EXERCISE REQUIREMENTS >> Bring together all lines of the material below that contain the string "收取订金".
**** DATASET ENTRIES
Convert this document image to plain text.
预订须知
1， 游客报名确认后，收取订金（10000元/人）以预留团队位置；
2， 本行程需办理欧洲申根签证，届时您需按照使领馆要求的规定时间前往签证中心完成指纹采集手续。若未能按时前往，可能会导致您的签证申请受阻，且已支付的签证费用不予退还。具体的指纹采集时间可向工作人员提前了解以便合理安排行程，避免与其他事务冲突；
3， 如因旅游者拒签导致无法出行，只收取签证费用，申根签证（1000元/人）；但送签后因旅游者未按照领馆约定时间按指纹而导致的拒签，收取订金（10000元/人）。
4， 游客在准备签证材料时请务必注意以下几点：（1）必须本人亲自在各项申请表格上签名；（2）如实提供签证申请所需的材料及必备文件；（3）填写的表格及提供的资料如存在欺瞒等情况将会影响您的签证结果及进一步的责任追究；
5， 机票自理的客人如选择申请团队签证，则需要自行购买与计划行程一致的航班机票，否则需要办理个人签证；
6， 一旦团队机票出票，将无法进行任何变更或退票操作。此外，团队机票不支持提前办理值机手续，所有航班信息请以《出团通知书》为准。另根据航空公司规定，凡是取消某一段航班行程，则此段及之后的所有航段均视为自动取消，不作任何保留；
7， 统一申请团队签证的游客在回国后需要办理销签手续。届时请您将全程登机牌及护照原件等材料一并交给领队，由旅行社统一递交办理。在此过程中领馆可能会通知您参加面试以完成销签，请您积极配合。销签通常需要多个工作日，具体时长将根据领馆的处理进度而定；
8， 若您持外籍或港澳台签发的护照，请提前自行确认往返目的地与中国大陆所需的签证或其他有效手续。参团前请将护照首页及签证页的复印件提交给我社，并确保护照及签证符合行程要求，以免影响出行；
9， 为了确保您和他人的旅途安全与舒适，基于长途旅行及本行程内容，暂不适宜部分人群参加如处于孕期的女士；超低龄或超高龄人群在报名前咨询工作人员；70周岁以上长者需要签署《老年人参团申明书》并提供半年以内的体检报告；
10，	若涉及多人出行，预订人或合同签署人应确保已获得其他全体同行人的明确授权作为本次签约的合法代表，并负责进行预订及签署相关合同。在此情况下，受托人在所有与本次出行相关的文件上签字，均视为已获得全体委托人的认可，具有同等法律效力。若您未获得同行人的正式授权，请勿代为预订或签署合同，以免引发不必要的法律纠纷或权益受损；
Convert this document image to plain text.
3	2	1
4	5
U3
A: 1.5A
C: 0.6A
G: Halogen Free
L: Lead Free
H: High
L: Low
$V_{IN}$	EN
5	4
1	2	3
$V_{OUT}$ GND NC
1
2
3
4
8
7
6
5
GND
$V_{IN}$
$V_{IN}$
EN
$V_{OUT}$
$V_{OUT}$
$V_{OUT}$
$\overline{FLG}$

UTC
********
COMPLETED TASK >>
1， 游客报名确认后，收取订金（10000元/人）以预留团队位置；
3， 如因旅游者拒签导致无法出行，只收取签证费用，申根签证（1000元/人）；但送签后因旅游者未按照领馆约定时间按指纹而导致的拒签，收取订金（10000元/人）。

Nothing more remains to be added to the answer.